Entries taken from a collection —
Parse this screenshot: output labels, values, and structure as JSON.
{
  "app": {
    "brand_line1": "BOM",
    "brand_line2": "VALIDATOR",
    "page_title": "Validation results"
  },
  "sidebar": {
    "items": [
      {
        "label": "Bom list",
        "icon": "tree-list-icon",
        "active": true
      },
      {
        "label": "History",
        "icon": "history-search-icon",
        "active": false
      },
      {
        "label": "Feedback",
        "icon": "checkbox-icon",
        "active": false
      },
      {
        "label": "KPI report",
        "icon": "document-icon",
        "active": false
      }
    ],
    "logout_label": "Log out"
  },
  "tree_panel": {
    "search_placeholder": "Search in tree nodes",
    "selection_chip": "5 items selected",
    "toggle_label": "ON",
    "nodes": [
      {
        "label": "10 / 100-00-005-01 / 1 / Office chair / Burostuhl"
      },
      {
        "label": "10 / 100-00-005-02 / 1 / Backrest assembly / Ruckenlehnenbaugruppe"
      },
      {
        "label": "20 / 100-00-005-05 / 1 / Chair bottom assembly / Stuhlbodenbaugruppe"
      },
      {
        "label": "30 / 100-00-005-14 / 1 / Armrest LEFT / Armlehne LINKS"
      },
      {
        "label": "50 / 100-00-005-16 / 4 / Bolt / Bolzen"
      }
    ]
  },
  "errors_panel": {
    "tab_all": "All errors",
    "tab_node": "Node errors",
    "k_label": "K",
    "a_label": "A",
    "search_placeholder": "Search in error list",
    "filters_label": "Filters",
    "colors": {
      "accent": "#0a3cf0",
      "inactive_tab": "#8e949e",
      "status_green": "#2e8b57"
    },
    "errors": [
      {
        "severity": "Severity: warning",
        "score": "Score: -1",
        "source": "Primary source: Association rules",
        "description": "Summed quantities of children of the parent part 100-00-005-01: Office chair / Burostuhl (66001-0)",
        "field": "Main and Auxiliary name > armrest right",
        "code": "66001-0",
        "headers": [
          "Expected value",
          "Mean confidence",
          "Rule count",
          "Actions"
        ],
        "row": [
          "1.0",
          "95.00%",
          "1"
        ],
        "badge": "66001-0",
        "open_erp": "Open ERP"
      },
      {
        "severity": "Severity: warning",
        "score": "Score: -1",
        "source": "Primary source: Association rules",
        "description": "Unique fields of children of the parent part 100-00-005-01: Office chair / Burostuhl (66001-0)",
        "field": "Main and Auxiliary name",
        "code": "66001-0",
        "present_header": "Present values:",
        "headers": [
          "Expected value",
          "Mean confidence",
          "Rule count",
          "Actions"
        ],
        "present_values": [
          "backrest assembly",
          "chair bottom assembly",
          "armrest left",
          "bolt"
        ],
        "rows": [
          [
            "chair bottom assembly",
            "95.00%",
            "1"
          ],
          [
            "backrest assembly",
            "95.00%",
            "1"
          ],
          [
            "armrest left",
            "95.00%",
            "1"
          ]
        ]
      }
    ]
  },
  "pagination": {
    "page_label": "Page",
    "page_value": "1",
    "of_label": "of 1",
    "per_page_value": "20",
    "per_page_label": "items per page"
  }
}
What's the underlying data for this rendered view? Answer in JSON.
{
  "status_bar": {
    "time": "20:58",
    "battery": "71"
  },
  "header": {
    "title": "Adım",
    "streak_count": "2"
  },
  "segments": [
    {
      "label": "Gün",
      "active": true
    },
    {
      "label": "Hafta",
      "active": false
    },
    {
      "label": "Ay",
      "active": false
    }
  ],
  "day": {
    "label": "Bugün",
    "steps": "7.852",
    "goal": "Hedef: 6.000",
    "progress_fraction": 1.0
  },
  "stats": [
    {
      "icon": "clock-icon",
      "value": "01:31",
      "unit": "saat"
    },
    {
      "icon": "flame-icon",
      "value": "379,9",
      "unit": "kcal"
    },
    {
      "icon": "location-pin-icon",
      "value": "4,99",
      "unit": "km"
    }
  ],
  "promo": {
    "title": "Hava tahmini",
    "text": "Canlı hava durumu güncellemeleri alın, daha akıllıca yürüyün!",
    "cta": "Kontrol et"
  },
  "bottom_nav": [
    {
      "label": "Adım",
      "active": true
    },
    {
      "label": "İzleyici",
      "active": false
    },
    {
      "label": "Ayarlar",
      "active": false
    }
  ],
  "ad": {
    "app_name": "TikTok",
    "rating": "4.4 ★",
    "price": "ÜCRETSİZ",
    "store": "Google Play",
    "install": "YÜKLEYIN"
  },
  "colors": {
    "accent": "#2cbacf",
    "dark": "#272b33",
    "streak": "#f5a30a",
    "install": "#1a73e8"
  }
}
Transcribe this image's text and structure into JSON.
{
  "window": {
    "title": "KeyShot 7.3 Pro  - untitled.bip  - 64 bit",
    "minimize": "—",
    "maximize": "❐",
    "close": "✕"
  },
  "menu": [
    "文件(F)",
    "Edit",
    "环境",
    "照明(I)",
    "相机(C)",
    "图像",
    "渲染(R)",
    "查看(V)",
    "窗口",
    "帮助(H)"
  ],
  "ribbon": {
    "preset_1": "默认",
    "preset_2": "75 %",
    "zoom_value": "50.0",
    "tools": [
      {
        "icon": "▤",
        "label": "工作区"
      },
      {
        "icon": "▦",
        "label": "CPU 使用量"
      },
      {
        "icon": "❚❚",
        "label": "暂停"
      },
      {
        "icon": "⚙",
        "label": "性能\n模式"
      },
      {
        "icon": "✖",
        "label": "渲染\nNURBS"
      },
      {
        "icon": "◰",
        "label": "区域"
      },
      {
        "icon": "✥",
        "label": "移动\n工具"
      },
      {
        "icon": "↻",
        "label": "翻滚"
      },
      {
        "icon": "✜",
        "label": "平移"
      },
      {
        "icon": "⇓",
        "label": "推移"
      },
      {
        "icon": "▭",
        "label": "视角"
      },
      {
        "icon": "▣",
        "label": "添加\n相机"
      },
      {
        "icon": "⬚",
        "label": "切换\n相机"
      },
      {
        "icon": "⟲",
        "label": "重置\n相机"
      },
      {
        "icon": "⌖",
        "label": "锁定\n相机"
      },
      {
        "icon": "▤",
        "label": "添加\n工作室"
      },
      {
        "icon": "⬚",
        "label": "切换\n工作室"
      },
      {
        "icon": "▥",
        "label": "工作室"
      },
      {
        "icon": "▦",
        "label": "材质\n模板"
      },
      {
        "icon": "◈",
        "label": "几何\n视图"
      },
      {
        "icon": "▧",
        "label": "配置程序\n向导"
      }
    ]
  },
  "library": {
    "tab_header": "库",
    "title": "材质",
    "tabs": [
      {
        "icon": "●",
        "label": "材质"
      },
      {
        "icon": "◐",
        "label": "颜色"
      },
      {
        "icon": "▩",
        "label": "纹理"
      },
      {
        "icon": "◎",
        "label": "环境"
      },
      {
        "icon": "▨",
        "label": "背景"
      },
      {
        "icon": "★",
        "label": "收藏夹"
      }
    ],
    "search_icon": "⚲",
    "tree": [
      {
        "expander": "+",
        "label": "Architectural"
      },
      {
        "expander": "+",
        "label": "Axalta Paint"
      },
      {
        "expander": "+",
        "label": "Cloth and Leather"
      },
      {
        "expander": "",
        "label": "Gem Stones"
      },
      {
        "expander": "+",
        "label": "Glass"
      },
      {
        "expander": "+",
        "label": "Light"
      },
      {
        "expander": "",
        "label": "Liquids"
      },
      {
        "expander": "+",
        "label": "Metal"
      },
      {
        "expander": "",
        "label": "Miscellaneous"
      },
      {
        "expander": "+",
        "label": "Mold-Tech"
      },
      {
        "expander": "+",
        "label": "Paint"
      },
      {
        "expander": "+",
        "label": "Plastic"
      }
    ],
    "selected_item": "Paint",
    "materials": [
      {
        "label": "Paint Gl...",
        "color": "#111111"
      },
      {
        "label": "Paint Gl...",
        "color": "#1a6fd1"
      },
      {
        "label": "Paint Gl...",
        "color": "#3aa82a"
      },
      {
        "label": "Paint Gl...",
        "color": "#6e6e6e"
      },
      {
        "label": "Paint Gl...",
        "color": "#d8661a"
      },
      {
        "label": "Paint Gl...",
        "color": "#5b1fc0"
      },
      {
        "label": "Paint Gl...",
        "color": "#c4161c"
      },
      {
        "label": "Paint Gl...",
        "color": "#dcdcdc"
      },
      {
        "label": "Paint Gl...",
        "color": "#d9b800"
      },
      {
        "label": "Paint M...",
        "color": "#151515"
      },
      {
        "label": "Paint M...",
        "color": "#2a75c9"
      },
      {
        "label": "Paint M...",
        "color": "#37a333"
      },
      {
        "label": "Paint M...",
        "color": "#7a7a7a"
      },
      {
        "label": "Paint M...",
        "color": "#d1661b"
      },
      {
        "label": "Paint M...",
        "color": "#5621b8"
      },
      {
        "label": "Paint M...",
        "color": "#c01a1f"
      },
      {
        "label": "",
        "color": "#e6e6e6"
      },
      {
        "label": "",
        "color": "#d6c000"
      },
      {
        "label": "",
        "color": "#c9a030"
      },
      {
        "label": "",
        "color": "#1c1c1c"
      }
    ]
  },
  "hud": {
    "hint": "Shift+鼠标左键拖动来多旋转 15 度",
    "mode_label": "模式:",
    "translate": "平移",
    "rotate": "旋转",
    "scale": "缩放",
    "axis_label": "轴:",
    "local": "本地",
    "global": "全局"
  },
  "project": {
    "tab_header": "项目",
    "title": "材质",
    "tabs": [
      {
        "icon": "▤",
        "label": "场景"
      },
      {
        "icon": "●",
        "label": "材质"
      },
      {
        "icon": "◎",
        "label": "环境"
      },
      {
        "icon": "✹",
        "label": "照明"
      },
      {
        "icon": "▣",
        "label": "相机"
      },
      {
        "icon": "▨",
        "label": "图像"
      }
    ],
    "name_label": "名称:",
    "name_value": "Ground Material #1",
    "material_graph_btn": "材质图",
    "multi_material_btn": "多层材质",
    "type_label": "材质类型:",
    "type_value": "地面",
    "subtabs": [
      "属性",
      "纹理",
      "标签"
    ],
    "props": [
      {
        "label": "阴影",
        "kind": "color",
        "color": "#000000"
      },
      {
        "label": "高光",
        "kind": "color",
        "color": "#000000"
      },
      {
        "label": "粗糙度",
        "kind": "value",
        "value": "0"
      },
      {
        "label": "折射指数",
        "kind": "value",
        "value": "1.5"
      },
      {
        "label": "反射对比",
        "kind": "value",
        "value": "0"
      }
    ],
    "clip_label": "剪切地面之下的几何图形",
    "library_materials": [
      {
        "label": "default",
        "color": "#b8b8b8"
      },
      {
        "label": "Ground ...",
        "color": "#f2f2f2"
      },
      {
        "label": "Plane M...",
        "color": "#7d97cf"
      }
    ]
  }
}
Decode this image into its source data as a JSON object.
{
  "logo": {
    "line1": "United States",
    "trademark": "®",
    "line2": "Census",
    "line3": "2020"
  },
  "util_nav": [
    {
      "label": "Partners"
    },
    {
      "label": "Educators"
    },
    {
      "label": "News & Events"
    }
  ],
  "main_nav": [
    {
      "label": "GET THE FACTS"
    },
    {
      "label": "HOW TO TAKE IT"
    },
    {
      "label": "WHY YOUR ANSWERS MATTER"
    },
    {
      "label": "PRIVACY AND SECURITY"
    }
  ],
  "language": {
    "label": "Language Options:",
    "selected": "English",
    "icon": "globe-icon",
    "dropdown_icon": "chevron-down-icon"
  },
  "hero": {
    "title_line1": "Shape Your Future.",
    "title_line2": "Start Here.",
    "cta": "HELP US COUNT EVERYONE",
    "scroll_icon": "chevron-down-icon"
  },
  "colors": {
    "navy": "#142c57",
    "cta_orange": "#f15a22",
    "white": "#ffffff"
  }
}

WHAT THE TASK ASKS — In the material above, tally every line with the string "image" in it, then give that number alone.

TASK ANSWER — 2